Written task: Copy out the material below, swapping each "contour-label" for "isoline-label" and changing nothing else.

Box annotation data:
┌──

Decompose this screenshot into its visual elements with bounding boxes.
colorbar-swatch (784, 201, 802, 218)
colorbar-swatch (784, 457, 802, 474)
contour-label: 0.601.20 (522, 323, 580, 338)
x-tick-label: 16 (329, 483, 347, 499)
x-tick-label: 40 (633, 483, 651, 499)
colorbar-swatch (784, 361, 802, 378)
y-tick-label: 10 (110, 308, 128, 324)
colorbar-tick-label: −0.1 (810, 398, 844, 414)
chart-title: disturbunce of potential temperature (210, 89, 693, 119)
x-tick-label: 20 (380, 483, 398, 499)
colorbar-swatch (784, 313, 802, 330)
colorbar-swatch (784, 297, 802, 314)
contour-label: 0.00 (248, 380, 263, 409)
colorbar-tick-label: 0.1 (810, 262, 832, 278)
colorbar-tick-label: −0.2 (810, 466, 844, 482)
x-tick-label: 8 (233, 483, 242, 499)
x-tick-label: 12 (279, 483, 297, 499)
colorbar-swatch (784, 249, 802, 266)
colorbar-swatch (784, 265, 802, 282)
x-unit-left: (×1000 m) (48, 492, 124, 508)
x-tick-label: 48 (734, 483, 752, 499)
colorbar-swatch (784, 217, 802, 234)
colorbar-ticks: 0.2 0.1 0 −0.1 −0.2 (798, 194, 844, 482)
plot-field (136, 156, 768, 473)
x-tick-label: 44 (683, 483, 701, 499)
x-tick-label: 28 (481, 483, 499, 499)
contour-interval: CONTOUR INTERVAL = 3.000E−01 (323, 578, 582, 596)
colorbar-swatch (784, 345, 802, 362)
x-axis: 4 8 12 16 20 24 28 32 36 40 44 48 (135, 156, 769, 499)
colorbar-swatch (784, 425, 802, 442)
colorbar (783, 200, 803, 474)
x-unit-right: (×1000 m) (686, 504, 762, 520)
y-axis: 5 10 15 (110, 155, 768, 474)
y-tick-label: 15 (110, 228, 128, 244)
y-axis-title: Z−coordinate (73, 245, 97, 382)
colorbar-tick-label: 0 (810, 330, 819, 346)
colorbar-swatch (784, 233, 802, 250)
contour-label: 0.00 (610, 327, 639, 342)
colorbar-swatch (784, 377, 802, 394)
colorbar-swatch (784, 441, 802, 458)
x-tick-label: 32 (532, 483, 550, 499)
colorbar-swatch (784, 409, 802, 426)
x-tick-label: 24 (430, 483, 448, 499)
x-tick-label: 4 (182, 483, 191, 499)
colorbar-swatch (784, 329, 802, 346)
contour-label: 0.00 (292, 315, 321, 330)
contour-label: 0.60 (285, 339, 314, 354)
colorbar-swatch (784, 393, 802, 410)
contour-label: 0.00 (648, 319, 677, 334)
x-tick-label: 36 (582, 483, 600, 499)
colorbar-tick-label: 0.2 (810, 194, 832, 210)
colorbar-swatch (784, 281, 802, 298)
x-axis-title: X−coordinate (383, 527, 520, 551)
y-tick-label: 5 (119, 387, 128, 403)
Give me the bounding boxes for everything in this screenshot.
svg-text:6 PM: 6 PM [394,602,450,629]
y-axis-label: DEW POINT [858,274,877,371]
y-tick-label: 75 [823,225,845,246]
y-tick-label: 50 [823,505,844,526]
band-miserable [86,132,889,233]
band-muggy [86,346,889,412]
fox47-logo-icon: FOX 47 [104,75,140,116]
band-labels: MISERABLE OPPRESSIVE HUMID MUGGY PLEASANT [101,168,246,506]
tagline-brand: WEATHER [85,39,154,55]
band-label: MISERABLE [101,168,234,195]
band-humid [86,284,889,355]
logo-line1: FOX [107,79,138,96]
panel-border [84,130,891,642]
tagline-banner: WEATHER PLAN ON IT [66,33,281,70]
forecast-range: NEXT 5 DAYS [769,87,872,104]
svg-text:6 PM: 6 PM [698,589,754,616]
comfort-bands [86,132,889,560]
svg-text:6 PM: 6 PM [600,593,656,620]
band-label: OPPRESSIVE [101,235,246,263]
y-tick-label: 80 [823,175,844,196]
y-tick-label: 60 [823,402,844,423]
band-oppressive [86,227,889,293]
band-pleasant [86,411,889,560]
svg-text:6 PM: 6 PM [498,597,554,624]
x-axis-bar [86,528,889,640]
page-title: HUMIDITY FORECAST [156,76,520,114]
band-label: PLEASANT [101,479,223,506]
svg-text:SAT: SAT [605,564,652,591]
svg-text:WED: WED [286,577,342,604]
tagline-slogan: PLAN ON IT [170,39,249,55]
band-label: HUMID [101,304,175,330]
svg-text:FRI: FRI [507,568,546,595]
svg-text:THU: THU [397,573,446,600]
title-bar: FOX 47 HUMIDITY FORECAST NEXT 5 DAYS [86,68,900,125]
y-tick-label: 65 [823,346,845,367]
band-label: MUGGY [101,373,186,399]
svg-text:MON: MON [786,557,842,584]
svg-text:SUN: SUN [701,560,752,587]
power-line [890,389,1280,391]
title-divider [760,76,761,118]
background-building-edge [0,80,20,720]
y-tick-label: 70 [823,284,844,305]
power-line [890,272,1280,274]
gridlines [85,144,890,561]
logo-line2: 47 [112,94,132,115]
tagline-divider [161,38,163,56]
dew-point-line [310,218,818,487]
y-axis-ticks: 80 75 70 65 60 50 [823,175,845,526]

└──

Worked solution:
Decompose this screenshot into its visual elements with bounding boxes.
colorbar-swatch (784, 201, 802, 218)
colorbar-swatch (784, 457, 802, 474)
isoline-label: 0.601.20 (522, 323, 580, 338)
x-tick-label: 16 (329, 483, 347, 499)
x-tick-label: 40 (633, 483, 651, 499)
colorbar-swatch (784, 361, 802, 378)
y-tick-label: 10 (110, 308, 128, 324)
colorbar-tick-label: −0.1 (810, 398, 844, 414)
chart-title: disturbunce of potential temperature (210, 89, 693, 119)
x-tick-label: 20 (380, 483, 398, 499)
colorbar-swatch (784, 313, 802, 330)
colorbar-swatch (784, 297, 802, 314)
isoline-label: 0.00 (248, 380, 263, 409)
colorbar-tick-label: 0.1 (810, 262, 832, 278)
colorbar-tick-label: −0.2 (810, 466, 844, 482)
x-tick-label: 8 (233, 483, 242, 499)
x-tick-label: 12 (279, 483, 297, 499)
colorbar-swatch (784, 249, 802, 266)
colorbar-swatch (784, 265, 802, 282)
x-unit-left: (×1000 m) (48, 492, 124, 508)
x-tick-label: 48 (734, 483, 752, 499)
colorbar-swatch (784, 217, 802, 234)
colorbar-ticks: 0.2 0.1 0 −0.1 −0.2 (798, 194, 844, 482)
plot-field (136, 156, 768, 473)
x-tick-label: 44 (683, 483, 701, 499)
x-tick-label: 28 (481, 483, 499, 499)
contour-interval: CONTOUR INTERVAL = 3.000E−01 (323, 578, 582, 596)
colorbar-swatch (784, 345, 802, 362)
x-axis: 4 8 12 16 20 24 28 32 36 40 44 48 (135, 156, 769, 499)
colorbar-swatch (784, 425, 802, 442)
colorbar (783, 200, 803, 474)
x-unit-right: (×1000 m) (686, 504, 762, 520)
y-axis: 5 10 15 (110, 155, 768, 474)
y-tick-label: 15 (110, 228, 128, 244)
y-axis-title: Z−coordinate (73, 245, 97, 382)
colorbar-tick-label: 0 (810, 330, 819, 346)
colorbar-swatch (784, 233, 802, 250)
isoline-label: 0.00 (610, 327, 639, 342)
colorbar-swatch (784, 377, 802, 394)
colorbar-swatch (784, 441, 802, 458)
x-tick-label: 32 (532, 483, 550, 499)
colorbar-swatch (784, 409, 802, 426)
x-tick-label: 24 (430, 483, 448, 499)
x-tick-label: 4 (182, 483, 191, 499)
colorbar-swatch (784, 329, 802, 346)
isoline-label: 0.00 (292, 315, 321, 330)
isoline-label: 0.60 (285, 339, 314, 354)
colorbar-swatch (784, 393, 802, 410)
isoline-label: 0.00 (648, 319, 677, 334)
x-tick-label: 36 (582, 483, 600, 499)
colorbar-tick-label: 0.2 (810, 194, 832, 210)
colorbar-swatch (784, 281, 802, 298)
x-axis-title: X−coordinate (383, 527, 520, 551)
y-tick-label: 5 (119, 387, 128, 403)
Give me the bounding boxes for everything in this screenshot.
svg-text:6 PM: 6 PM [394,602,450,629]
y-axis-label: DEW POINT [858,274,877,371]
y-tick-label: 75 [823,225,845,246]
y-tick-label: 50 [823,505,844,526]
band-miserable [86,132,889,233]
band-muggy [86,346,889,412]
fox47-logo-icon: FOX 47 [104,75,140,116]
band-labels: MISERABLE OPPRESSIVE HUMID MUGGY PLEASANT [101,168,246,506]
tagline-brand: WEATHER [85,39,154,55]
band-label: MISERABLE [101,168,234,195]
band-humid [86,284,889,355]
logo-line1: FOX [107,79,138,96]
panel-border [84,130,891,642]
tagline-banner: WEATHER PLAN ON IT [66,33,281,70]
forecast-range: NEXT 5 DAYS [769,87,872,104]
svg-text:6 PM: 6 PM [698,589,754,616]
comfort-bands [86,132,889,560]
svg-text:6 PM: 6 PM [600,593,656,620]
band-label: OPPRESSIVE [101,235,246,263]
y-tick-label: 80 [823,175,844,196]
y-tick-label: 60 [823,402,844,423]
band-oppressive [86,227,889,293]
band-pleasant [86,411,889,560]
svg-text:6 PM: 6 PM [498,597,554,624]
x-axis-bar [86,528,889,640]
page-title: HUMIDITY FORECAST [156,76,520,114]
band-label: PLEASANT [101,479,223,506]
svg-text:SAT: SAT [605,564,652,591]
svg-text:WED: WED [286,577,342,604]
tagline-slogan: PLAN ON IT [170,39,249,55]
band-label: HUMID [101,304,175,330]
svg-text:FRI: FRI [507,568,546,595]
svg-text:THU: THU [397,573,446,600]
title-bar: FOX 47 HUMIDITY FORECAST NEXT 5 DAYS [86,68,900,125]
y-tick-label: 65 [823,346,845,367]
band-label: MUGGY [101,373,186,399]
svg-text:MON: MON [786,557,842,584]
svg-text:SUN: SUN [701,560,752,587]
power-line [890,389,1280,391]
title-divider [760,76,761,118]
background-building-edge [0,80,20,720]
y-tick-label: 70 [823,284,844,305]
power-line [890,272,1280,274]
gridlines [85,144,890,561]
logo-line2: 47 [112,94,132,115]
tagline-divider [161,38,163,56]
dew-point-line [310,218,818,487]
y-axis-ticks: 80 75 70 65 60 50 [823,175,845,526]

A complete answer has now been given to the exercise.